### Written instruction
Lay out every line of the rows below as a JSON list of strings, one string per line, leaving out any blank lines.

### Extracted material

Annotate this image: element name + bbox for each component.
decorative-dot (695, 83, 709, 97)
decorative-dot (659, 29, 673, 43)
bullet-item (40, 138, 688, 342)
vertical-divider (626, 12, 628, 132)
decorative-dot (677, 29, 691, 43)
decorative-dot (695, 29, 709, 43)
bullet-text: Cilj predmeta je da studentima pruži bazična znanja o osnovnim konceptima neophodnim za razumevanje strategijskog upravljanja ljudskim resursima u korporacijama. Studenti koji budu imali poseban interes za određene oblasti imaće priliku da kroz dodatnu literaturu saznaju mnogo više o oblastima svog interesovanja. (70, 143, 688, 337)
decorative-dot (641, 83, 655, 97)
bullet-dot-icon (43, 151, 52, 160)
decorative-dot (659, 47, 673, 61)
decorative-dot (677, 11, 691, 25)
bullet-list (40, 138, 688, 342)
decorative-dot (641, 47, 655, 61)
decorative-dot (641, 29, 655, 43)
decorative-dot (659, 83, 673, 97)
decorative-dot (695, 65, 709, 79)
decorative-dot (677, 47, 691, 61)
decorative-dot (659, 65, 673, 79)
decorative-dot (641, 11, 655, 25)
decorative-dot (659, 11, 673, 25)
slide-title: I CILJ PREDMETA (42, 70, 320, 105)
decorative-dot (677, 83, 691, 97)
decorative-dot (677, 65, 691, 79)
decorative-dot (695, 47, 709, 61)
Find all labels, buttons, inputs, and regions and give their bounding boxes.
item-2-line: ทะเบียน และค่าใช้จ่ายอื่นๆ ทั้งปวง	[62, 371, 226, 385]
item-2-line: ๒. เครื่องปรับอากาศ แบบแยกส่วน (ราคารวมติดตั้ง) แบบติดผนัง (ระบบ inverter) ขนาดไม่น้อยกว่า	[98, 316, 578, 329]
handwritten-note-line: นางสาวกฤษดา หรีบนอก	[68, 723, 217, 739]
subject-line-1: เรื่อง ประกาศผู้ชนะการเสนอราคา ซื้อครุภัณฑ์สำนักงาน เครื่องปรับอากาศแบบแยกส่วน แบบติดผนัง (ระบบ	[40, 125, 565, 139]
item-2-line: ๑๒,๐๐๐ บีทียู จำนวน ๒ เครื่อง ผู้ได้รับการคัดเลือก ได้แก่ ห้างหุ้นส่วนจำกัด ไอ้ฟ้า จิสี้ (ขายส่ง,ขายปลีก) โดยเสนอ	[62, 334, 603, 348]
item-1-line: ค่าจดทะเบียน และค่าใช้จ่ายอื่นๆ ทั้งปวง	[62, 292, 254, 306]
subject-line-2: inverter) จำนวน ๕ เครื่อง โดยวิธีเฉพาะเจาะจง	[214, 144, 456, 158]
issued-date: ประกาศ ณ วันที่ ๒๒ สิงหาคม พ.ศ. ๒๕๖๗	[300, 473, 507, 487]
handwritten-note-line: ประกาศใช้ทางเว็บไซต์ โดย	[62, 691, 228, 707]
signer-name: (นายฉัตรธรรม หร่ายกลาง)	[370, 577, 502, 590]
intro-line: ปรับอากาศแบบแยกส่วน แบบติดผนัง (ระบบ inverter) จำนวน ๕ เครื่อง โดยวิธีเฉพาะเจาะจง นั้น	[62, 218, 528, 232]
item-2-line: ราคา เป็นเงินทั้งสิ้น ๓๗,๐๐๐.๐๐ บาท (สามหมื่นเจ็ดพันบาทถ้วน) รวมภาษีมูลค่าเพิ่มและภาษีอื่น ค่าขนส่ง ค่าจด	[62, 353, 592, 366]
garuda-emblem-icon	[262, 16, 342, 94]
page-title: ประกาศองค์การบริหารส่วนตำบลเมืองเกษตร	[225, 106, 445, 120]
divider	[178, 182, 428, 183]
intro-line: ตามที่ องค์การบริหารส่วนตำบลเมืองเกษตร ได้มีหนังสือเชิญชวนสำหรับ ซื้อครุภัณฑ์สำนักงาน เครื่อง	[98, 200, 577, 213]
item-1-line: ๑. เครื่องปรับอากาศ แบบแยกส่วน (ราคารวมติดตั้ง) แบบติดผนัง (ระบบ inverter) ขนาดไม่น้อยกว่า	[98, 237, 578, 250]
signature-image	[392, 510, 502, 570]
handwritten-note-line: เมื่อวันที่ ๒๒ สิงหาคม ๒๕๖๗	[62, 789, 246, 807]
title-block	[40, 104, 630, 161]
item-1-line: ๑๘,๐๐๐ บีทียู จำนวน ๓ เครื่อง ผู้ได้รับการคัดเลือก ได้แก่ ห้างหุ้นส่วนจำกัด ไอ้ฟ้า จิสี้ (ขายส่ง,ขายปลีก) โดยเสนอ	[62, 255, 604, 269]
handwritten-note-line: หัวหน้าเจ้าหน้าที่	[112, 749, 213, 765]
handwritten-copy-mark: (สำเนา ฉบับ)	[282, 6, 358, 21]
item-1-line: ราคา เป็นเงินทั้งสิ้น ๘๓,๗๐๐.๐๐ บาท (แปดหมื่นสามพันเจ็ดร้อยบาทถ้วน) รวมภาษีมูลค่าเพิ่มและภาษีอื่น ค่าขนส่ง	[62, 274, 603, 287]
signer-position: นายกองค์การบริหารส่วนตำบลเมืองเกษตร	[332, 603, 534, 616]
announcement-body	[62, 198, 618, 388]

### Task output
[
  "Annotate this image: element name + bbox for each component.",
  "decorative-dot (695, 83, 709, 97)",
  "decorative-dot (659, 29, 673, 43)",
  "bullet-item (40, 138, 688, 342)",
  "vertical-divider (626, 12, 628, 132)",
  "decorative-dot (677, 29, 691, 43)",
  "decorative-dot (695, 29, 709, 43)",
  "bullet-text: Cilj predmeta je da studentima pruži bazična znanja o osnovnim konceptima neophodnim za razumevanje strategijskog upravljanja ljudskim resursima u korporacijama. Studenti koji budu imali poseban interes za određene oblasti imaće priliku da kroz dodatnu literaturu saznaju mnogo više o oblastima svog interesovanja. (70, 143, 688, 337)",
  "decorative-dot (641, 83, 655, 97)",
  "bullet-dot-icon (43, 151, 52, 160)",
  "decorative-dot (659, 47, 673, 61)",
  "decorative-dot (677, 11, 691, 25)",
  "bullet-list (40, 138, 688, 342)",
  "decorative-dot (641, 47, 655, 61)",
  "decorative-dot (641, 29, 655, 43)",
  "decorative-dot (659, 83, 673, 97)",
  "decorative-dot (695, 65, 709, 79)",
  "decorative-dot (677, 47, 691, 61)",
  "decorative-dot (659, 65, 673, 79)",
  "decorative-dot (641, 11, 655, 25)",
  "decorative-dot (659, 11, 673, 25)",
  "slide-title: I CILJ PREDMETA (42, 70, 320, 105)",
  "decorative-dot (677, 83, 691, 97)",
  "decorative-dot (677, 65, 691, 79)",
  "decorative-dot (695, 47, 709, 61)",
  "Find all labels, buttons, inputs, and regions and give their bounding boxes.",
  "item-2-line: ทะเบียน และค่าใช้จ่ายอื่นๆ ทั้งปวง\t[62, 371, 226, 385]",
  "item-2-line: ๒. เครื่องปรับอากาศ แบบแยกส่วน (ราคารวมติดตั้ง) แบบติดผนัง (ระบบ inverter) ขนาดไม่น้อยกว่า\t[98, 316, 578, 329]",
  "handwritten-note-line: นางสาวกฤษดา หรีบนอก\t[68, 723, 217, 739]",
  "subject-line-1: เรื่อง ประกาศผู้ชนะการเสนอราคา ซื้อครุภัณฑ์สำนักงาน เครื่องปรับอากาศแบบแยกส่วน แบบติดผนัง (ระบบ\t[40, 125, 565, 139]",
  "item-2-line: ๑๒,๐๐๐ บีทียู จำนวน ๒ เครื่อง ผู้ได้รับการคัดเลือก ได้แก่ ห้างหุ้นส่วนจำกัด ไอ้ฟ้า จิสี้ (ขายส่ง,ขายปลีก) โดยเสนอ\t[62, 334, 603, 348]",
  "item-1-line: ค่าจดทะเบียน และค่าใช้จ่ายอื่นๆ ทั้งปวง\t[62, 292, 254, 306]",
  "subject-line-2: inverter) จำนวน ๕ เครื่อง โดยวิธีเฉพาะเจาะจง\t[214, 144, 456, 158]",
  "issued-date: ประกาศ ณ วันที่ ๒๒ สิงหาคม พ.ศ. ๒๕๖๗\t[300, 473, 507, 487]",
  "handwritten-note-line: ประกาศใช้ทางเว็บไซต์ โดย\t[62, 691, 228, 707]",
  "signer-name: (นายฉัตรธรรม หร่ายกลาง)\t[370, 577, 502, 590]",
  "intro-line: ปรับอากาศแบบแยกส่วน แบบติดผนัง (ระบบ inverter) จำนวน ๕ เครื่อง โดยวิธีเฉพาะเจาะจง นั้น\t[62, 218, 528, 232]",
  "item-2-line: ราคา เป็นเงินทั้งสิ้น ๓๗,๐๐๐.๐๐ บาท (สามหมื่นเจ็ดพันบาทถ้วน) รวมภาษีมูลค่าเพิ่มและภาษีอื่น ค่าขนส่ง ค่าจด\t[62, 353, 592, 366]",
  "garuda-emblem-icon\t[262, 16, 342, 94]",
  "page-title: ประกาศองค์การบริหารส่วนตำบลเมืองเกษตร\t[225, 106, 445, 120]",
  "divider\t[178, 182, 428, 183]",
  "intro-line: ตามที่ องค์การบริหารส่วนตำบลเมืองเกษตร ได้มีหนังสือเชิญชวนสำหรับ ซื้อครุภัณฑ์สำนักงาน เครื่อง\t[98, 200, 577, 213]",
  "item-1-line: ๑. เครื่องปรับอากาศ แบบแยกส่วน (ราคารวมติดตั้ง) แบบติดผนัง (ระบบ inverter) ขนาดไม่น้อยกว่า\t[98, 237, 578, 250]",
  "signature-image\t[392, 510, 502, 570]",
  "handwritten-note-line: เมื่อวันที่ ๒๒ สิงหาคม ๒๕๖๗\t[62, 789, 246, 807]",
  "title-block\t[40, 104, 630, 161]",
  "item-1-line: ๑๘,๐๐๐ บีทียู จำนวน ๓ เครื่อง ผู้ได้รับการคัดเลือก ได้แก่ ห้างหุ้นส่วนจำกัด ไอ้ฟ้า จิสี้ (ขายส่ง,ขายปลีก) โดยเสนอ\t[62, 255, 604, 269]",
  "handwritten-note-line: หัวหน้าเจ้าหน้าที่\t[112, 749, 213, 765]",
  "handwritten-copy-mark: (สำเนา ฉบับ)\t[282, 6, 358, 21]",
  "item-1-line: ราคา เป็นเงินทั้งสิ้น ๘๓,๗๐๐.๐๐ บาท (แปดหมื่นสามพันเจ็ดร้อยบาทถ้วน) รวมภาษีมูลค่าเพิ่มและภาษีอื่น ค่าขนส่ง\t[62, 274, 603, 287]",
  "signer-position: นายกองค์การบริหารส่วนตำบลเมืองเกษตร\t[332, 603, 534, 616]",
  "announcement-body\t[62, 198, 618, 388]"
]